Data section

((

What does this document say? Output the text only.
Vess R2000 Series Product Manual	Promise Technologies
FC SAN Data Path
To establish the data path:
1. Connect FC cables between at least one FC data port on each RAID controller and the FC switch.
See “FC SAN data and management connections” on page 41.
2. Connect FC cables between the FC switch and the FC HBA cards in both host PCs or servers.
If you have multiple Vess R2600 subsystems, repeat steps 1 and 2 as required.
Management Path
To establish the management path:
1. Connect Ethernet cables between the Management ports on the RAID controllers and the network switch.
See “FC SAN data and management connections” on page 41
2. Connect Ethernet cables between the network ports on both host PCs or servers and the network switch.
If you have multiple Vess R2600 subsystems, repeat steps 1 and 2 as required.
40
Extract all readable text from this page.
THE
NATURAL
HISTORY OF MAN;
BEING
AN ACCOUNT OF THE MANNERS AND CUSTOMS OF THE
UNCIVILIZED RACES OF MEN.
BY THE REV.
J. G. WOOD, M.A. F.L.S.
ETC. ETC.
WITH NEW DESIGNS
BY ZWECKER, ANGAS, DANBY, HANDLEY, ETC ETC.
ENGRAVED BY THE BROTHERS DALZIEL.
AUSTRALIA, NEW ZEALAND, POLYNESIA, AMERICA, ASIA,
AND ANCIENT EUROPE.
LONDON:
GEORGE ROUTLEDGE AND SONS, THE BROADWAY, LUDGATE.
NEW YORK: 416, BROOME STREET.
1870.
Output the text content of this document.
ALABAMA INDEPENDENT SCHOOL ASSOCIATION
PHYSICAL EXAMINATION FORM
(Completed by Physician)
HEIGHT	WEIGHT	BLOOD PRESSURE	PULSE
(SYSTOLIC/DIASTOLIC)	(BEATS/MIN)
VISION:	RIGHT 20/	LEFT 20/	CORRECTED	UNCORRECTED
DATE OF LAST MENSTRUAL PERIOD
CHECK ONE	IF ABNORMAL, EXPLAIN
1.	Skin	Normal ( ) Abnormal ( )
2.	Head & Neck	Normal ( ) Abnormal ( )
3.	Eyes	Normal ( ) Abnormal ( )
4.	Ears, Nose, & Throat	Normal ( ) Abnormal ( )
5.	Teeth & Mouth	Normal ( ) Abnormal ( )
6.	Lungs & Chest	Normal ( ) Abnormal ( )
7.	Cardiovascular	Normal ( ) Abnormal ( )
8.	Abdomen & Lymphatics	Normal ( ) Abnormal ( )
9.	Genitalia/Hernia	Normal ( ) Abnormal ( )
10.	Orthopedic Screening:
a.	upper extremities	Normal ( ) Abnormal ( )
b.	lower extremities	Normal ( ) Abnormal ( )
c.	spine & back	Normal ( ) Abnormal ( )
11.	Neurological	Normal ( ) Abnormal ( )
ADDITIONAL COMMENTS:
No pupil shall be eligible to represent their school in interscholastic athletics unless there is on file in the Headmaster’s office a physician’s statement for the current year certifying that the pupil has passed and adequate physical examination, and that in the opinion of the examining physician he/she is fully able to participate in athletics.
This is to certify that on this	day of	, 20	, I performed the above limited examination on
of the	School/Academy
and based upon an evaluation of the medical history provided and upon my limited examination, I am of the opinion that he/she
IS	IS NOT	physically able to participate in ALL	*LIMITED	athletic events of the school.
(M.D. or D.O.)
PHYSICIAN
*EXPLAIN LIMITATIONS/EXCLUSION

))

Work to complete
Reproduce the material precisely, including every line.

Reply to the exercise
What does this document say? Output the text only.
Vess R2000 Series Product Manual	Promise Technologies
FC SAN Data Path
To establish the data path:
1. Connect FC cables between at least one FC data port on each RAID controller and the FC switch.
See “FC SAN data and management connections” on page 41.
2. Connect FC cables between the FC switch and the FC HBA cards in both host PCs or servers.
If you have multiple Vess R2600 subsystems, repeat steps 1 and 2 as required.
Management Path
To establish the management path:
1. Connect Ethernet cables between the Management ports on the RAID controllers and the network switch.
See “FC SAN data and management connections” on page 41
2. Connect Ethernet cables between the network ports on both host PCs or servers and the network switch.
If you have multiple Vess R2600 subsystems, repeat steps 1 and 2 as required.
40
Extract all readable text from this page.
THE
NATURAL
HISTORY OF MAN;
BEING
AN ACCOUNT OF THE MANNERS AND CUSTOMS OF THE
UNCIVILIZED RACES OF MEN.
BY THE REV.
J. G. WOOD, M.A. F.L.S.
ETC. ETC.
WITH NEW DESIGNS
BY ZWECKER, ANGAS, DANBY, HANDLEY, ETC ETC.
ENGRAVED BY THE BROTHERS DALZIEL.
AUSTRALIA, NEW ZEALAND, POLYNESIA, AMERICA, ASIA,
AND ANCIENT EUROPE.
LONDON:
GEORGE ROUTLEDGE AND SONS, THE BROADWAY, LUDGATE.
NEW YORK: 416, BROOME STREET.
1870.
Output the text content of this document.
ALABAMA INDEPENDENT SCHOOL ASSOCIATION
PHYSICAL EXAMINATION FORM
(Completed by Physician)
HEIGHT	WEIGHT	BLOOD PRESSURE	PULSE
(SYSTOLIC/DIASTOLIC)	(BEATS/MIN)
VISION:	RIGHT 20/	LEFT 20/	CORRECTED	UNCORRECTED
DATE OF LAST MENSTRUAL PERIOD
CHECK ONE	IF ABNORMAL, EXPLAIN
1.	Skin	Normal ( ) Abnormal ( )
2.	Head & Neck	Normal ( ) Abnormal ( )
3.	Eyes	Normal ( ) Abnormal ( )
4.	Ears, Nose, & Throat	Normal ( ) Abnormal ( )
5.	Teeth & Mouth	Normal ( ) Abnormal ( )
6.	Lungs & Chest	Normal ( ) Abnormal ( )
7.	Cardiovascular	Normal ( ) Abnormal ( )
8.	Abdomen & Lymphatics	Normal ( ) Abnormal ( )
9.	Genitalia/Hernia	Normal ( ) Abnormal ( )
10.	Orthopedic Screening:
a.	upper extremities	Normal ( ) Abnormal ( )
b.	lower extremities	Normal ( ) Abnormal ( )
c.	spine & back	Normal ( ) Abnormal ( )
11.	Neurological	Normal ( ) Abnormal ( )
ADDITIONAL COMMENTS:
No pupil shall be eligible to represent their school in interscholastic athletics unless there is on file in the Headmaster’s office a physician’s statement for the current year certifying that the pupil has passed and adequate physical examination, and that in the opinion of the examining physician he/she is fully able to participate in athletics.
This is to certify that on this	day of	, 20	, I performed the above limited examination on
of the	School/Academy
and based upon an evaluation of the medical history provided and upon my limited examination, I am of the opinion that he/she
IS	IS NOT	physically able to participate in ALL	*LIMITED	athletic events of the school.
(M.D. or D.O.)
PHYSICIAN
*EXPLAIN LIMITATIONS/EXCLUSION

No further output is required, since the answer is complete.